### [Task statement]
Restate the listing that follows word for word, without its pictures.

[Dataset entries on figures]
[Start]

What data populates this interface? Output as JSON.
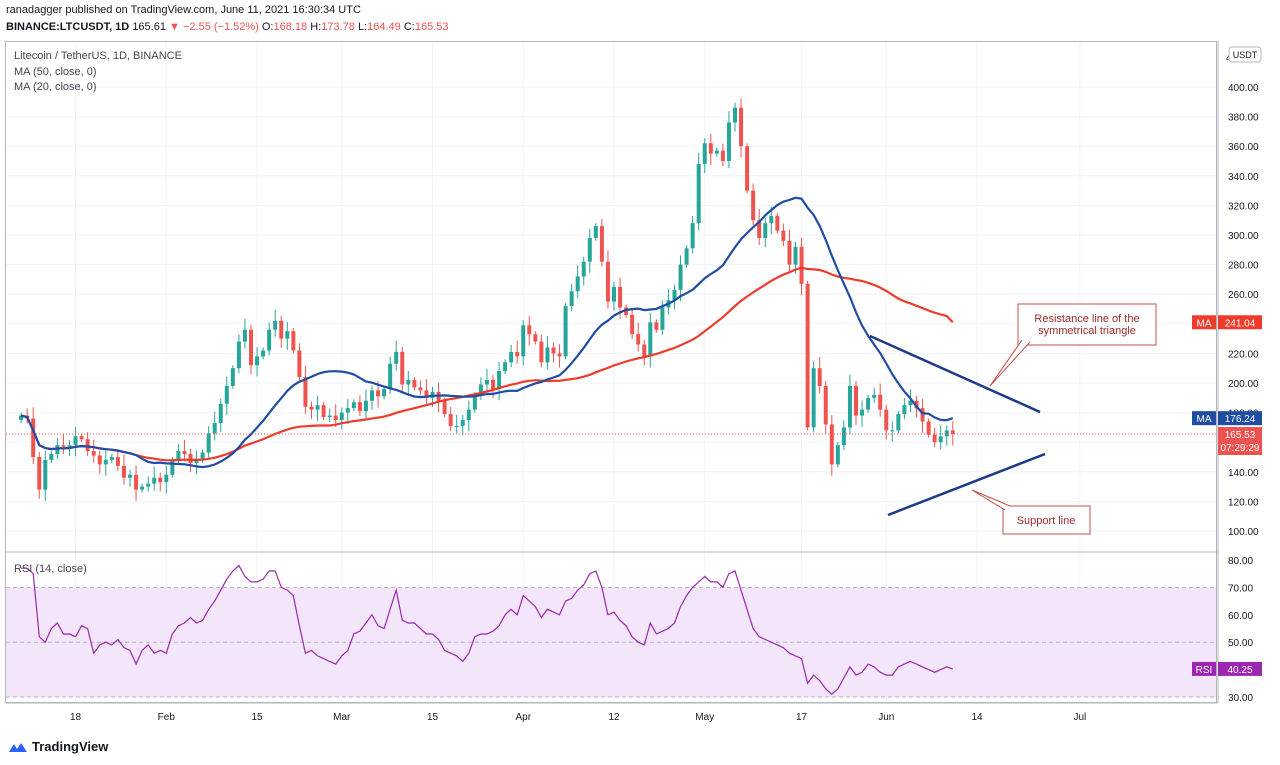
{
  "header": {
    "published": "ranadagger published on TradingView.com, June 11, 2021 16:30:34 UTC",
    "symbol": "BINANCE:LTCUSDT, 1D",
    "last": "165.61",
    "change": "▼ −2.55 (−1.52%)",
    "o_label": "O:",
    "o_value": "168.18",
    "h_label": "H:",
    "h_value": "173.78",
    "l_label": "L:",
    "l_value": "164.49",
    "c_label": "C:",
    "c_value": "165.53"
  },
  "legend": {
    "title": "Litecoin / TetherUS, 1D, BINANCE",
    "ma50": "MA (50, close, 0)",
    "ma20": "MA (20, close, 0)",
    "rsi": "RSI (14, close)"
  },
  "price_axis": {
    "currency": "USDT",
    "ticks": [
      "400.00",
      "380.00",
      "360.00",
      "340.00",
      "320.00",
      "300.00",
      "280.00",
      "260.00",
      "240.00",
      "220.00",
      "200.00",
      "180.00",
      "160.00",
      "140.00",
      "120.00",
      "100.00"
    ],
    "top_partial": "4"
  },
  "badges": {
    "ma50_label": "MA",
    "ma50_value": "241.04",
    "ma20_label": "MA",
    "ma20_value": "176.24",
    "price_value": "165.53",
    "countdown": "07:29:29",
    "rsi_label": "RSI",
    "rsi_value": "40.25"
  },
  "rsi_axis": {
    "ticks": [
      "80.00",
      "70.00",
      "60.00",
      "50.00",
      "40.00",
      "30.00"
    ]
  },
  "time_axis": {
    "ticks": [
      "18",
      "Feb",
      "15",
      "Mar",
      "15",
      "Apr",
      "12",
      "May",
      "17",
      "Jun",
      "14",
      "Jul"
    ]
  },
  "annotations": {
    "resistance": [
      "Resistance line of the",
      "symmetrical triangle"
    ],
    "support": "Support line"
  },
  "footer": {
    "brand": "TradingView"
  },
  "colors": {
    "up": "#26a69a",
    "down": "#ef5350",
    "ma20": "#1e4da3",
    "ma50": "#ef3b2c",
    "rsi": "#9c27b0",
    "rsi_band": "#f3e5fa",
    "trendline": "#1e3a8a",
    "callout": "#c0504d"
  },
  "chart_data": [
    {
      "type": "candlestick",
      "title": "Litecoin / TetherUS, 1D, BINANCE",
      "ylabel": "USDT",
      "ylim": [
        90,
        415
      ],
      "grid": true,
      "x_ticks": [
        "18",
        "Feb",
        "15",
        "Mar",
        "15",
        "Apr",
        "12",
        "May",
        "17",
        "Jun",
        "14",
        "Jul"
      ],
      "ohlc_close": [
        178,
        176,
        150,
        128,
        148,
        152,
        158,
        157,
        158,
        164,
        162,
        154,
        151,
        145,
        148,
        150,
        144,
        136,
        138,
        128,
        130,
        132,
        136,
        133,
        138,
        148,
        154,
        152,
        146,
        148,
        153,
        166,
        173,
        186,
        198,
        210,
        228,
        236,
        212,
        218,
        222,
        236,
        242,
        230,
        235,
        222,
        204,
        184,
        182,
        185,
        177,
        178,
        175,
        180,
        183,
        187,
        181,
        188,
        195,
        191,
        196,
        213,
        221,
        199,
        202,
        197,
        195,
        190,
        194,
        188,
        179,
        171,
        171,
        175,
        182,
        192,
        199,
        202,
        196,
        208,
        214,
        221,
        218,
        239,
        233,
        228,
        214,
        224,
        220,
        218,
        252,
        262,
        272,
        282,
        298,
        306,
        282,
        255,
        265,
        251,
        246,
        233,
        226,
        218,
        241,
        236,
        251,
        256,
        263,
        280,
        291,
        308,
        348,
        362,
        355,
        357,
        350,
        376,
        386,
        360,
        330,
        310,
        298,
        308,
        313,
        303,
        296,
        280,
        292,
        267,
        170,
        210,
        198,
        172,
        145,
        158,
        170,
        198,
        178,
        182,
        190,
        192,
        182,
        168,
        168,
        179,
        185,
        188,
        183,
        174,
        165,
        160,
        164,
        168,
        165.53
      ],
      "series": [
        {
          "name": "MA (20, close, 0)",
          "last": 176.24
        },
        {
          "name": "MA (50, close, 0)",
          "last": 241.04
        }
      ],
      "price_last": 165.53
    },
    {
      "type": "line",
      "title": "RSI (14, close)",
      "ylim": [
        27,
        82
      ],
      "bands": [
        30,
        70
      ],
      "values": [
        77,
        77,
        75,
        52,
        50,
        55,
        57,
        53,
        53,
        52,
        56,
        55,
        46,
        49,
        50,
        49,
        51,
        48,
        47,
        42,
        47,
        49,
        46,
        47,
        46,
        53,
        56,
        57,
        59,
        57,
        58,
        62,
        65,
        69,
        73,
        76,
        78,
        74,
        72,
        72,
        73,
        76,
        76,
        70,
        69,
        67,
        56,
        46,
        47,
        45,
        44,
        43,
        42,
        45,
        47,
        53,
        54,
        57,
        60,
        56,
        55,
        62,
        69,
        58,
        57,
        57,
        55,
        53,
        53,
        51,
        47,
        46,
        45,
        43,
        46,
        52,
        53,
        53,
        54,
        56,
        60,
        62,
        60,
        67,
        65,
        63,
        59,
        62,
        61,
        60,
        65,
        66,
        69,
        71,
        75,
        76,
        70,
        60,
        61,
        58,
        56,
        52,
        50,
        49,
        57,
        53,
        54,
        55,
        57,
        63,
        67,
        70,
        72,
        74,
        72,
        72,
        70,
        75,
        76,
        69,
        62,
        55,
        52,
        51,
        50,
        49,
        48,
        46,
        45,
        44,
        35,
        38,
        36,
        33,
        31,
        33,
        37,
        41,
        38,
        39,
        42,
        41,
        39,
        38,
        38,
        41,
        42,
        43,
        42,
        41,
        40,
        39,
        40,
        41,
        40.25
      ],
      "last": 40.25
    }
  ]
}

[End]

### [Solution for this exercise]
What data populates this interface? Output as JSON.
{
  "header": {
    "published": "ranadagger published on TradingView.com, June 11, 2021 16:30:34 UTC",
    "symbol": "BINANCE:LTCUSDT, 1D",
    "last": "165.61",
    "change": "▼ −2.55 (−1.52%)",
    "o_label": "O:",
    "o_value": "168.18",
    "h_label": "H:",
    "h_value": "173.78",
    "l_label": "L:",
    "l_value": "164.49",
    "c_label": "C:",
    "c_value": "165.53"
  },
  "legend": {
    "title": "Litecoin / TetherUS, 1D, BINANCE",
    "ma50": "MA (50, close, 0)",
    "ma20": "MA (20, close, 0)",
    "rsi": "RSI (14, close)"
  },
  "price_axis": {
    "currency": "USDT",
    "ticks": [
      "400.00",
      "380.00",
      "360.00",
      "340.00",
      "320.00",
      "300.00",
      "280.00",
      "260.00",
      "240.00",
      "220.00",
      "200.00",
      "180.00",
      "160.00",
      "140.00",
      "120.00",
      "100.00"
    ],
    "top_partial": "4"
  },
  "badges": {
    "ma50_label": "MA",
    "ma50_value": "241.04",
    "ma20_label": "MA",
    "ma20_value": "176.24",
    "price_value": "165.53",
    "countdown": "07:29:29",
    "rsi_label": "RSI",
    "rsi_value": "40.25"
  },
  "rsi_axis": {
    "ticks": [
      "80.00",
      "70.00",
      "60.00",
      "50.00",
      "40.00",
      "30.00"
    ]
  },
  "time_axis": {
    "ticks": [
      "18",
      "Feb",
      "15",
      "Mar",
      "15",
      "Apr",
      "12",
      "May",
      "17",
      "Jun",
      "14",
      "Jul"
    ]
  },
  "annotations": {
    "resistance": [
      "Resistance line of the",
      "symmetrical triangle"
    ],
    "support": "Support line"
  },
  "footer": {
    "brand": "TradingView"
  },
  "colors": {
    "up": "#26a69a",
    "down": "#ef5350",
    "ma20": "#1e4da3",
    "ma50": "#ef3b2c",
    "rsi": "#9c27b0",
    "rsi_band": "#f3e5fa",
    "trendline": "#1e3a8a",
    "callout": "#c0504d"
  },
  "chart_data": [
    {
      "type": "candlestick",
      "title": "Litecoin / TetherUS, 1D, BINANCE",
      "ylabel": "USDT",
      "ylim": [
        90,
        415
      ],
      "grid": true,
      "x_ticks": [
        "18",
        "Feb",
        "15",
        "Mar",
        "15",
        "Apr",
        "12",
        "May",
        "17",
        "Jun",
        "14",
        "Jul"
      ],
      "ohlc_close": [
        178,
        176,
        150,
        128,
        148,
        152,
        158,
        157,
        158,
        164,
        162,
        154,
        151,
        145,
        148,
        150,
        144,
        136,
        138,
        128,
        130,
        132,
        136,
        133,
        138,
        148,
        154,
        152,
        146,
        148,
        153,
        166,
        173,
        186,
        198,
        210,
        228,
        236,
        212,
        218,
        222,
        236,
        242,
        230,
        235,
        222,
        204,
        184,
        182,
        185,
        177,
        178,
        175,
        180,
        183,
        187,
        181,
        188,
        195,
        191,
        196,
        213,
        221,
        199,
        202,
        197,
        195,
        190,
        194,
        188,
        179,
        171,
        171,
        175,
        182,
        192,
        199,
        202,
        196,
        208,
        214,
        221,
        218,
        239,
        233,
        228,
        214,
        224,
        220,
        218,
        252,
        262,
        272,
        282,
        298,
        306,
        282,
        255,
        265,
        251,
        246,
        233,
        226,
        218,
        241,
        236,
        251,
        256,
        263,
        280,
        291,
        308,
        348,
        362,
        355,
        357,
        350,
        376,
        386,
        360,
        330,
        310,
        298,
        308,
        313,
        303,
        296,
        280,
        292,
        267,
        170,
        210,
        198,
        172,
        145,
        158,
        170,
        198,
        178,
        182,
        190,
        192,
        182,
        168,
        168,
        179,
        185,
        188,
        183,
        174,
        165,
        160,
        164,
        168,
        165.53
      ],
      "series": [
        {
          "name": "MA (20, close, 0)",
          "last": 176.24
        },
        {
          "name": "MA (50, close, 0)",
          "last": 241.04
        }
      ],
      "price_last": 165.53
    },
    {
      "type": "line",
      "title": "RSI (14, close)",
      "ylim": [
        27,
        82
      ],
      "bands": [
        30,
        70
      ],
      "values": [
        77,
        77,
        75,
        52,
        50,
        55,
        57,
        53,
        53,
        52,
        56,
        55,
        46,
        49,
        50,
        49,
        51,
        48,
        47,
        42,
        47,
        49,
        46,
        47,
        46,
        53,
        56,
        57,
        59,
        57,
        58,
        62,
        65,
        69,
        73,
        76,
        78,
        74,
        72,
        72,
        73,
        76,
        76,
        70,
        69,
        67,
        56,
        46,
        47,
        45,
        44,
        43,
        42,
        45,
        47,
        53,
        54,
        57,
        60,
        56,
        55,
        62,
        69,
        58,
        57,
        57,
        55,
        53,
        53,
        51,
        47,
        46,
        45,
        43,
        46,
        52,
        53,
        53,
        54,
        56,
        60,
        62,
        60,
        67,
        65,
        63,
        59,
        62,
        61,
        60,
        65,
        66,
        69,
        71,
        75,
        76,
        70,
        60,
        61,
        58,
        56,
        52,
        50,
        49,
        57,
        53,
        54,
        55,
        57,
        63,
        67,
        70,
        72,
        74,
        72,
        72,
        70,
        75,
        76,
        69,
        62,
        55,
        52,
        51,
        50,
        49,
        48,
        46,
        45,
        44,
        35,
        38,
        36,
        33,
        31,
        33,
        37,
        41,
        38,
        39,
        42,
        41,
        39,
        38,
        38,
        41,
        42,
        43,
        42,
        41,
        40,
        39,
        40,
        41,
        40.25
      ],
      "last": 40.25
    }
  ]
}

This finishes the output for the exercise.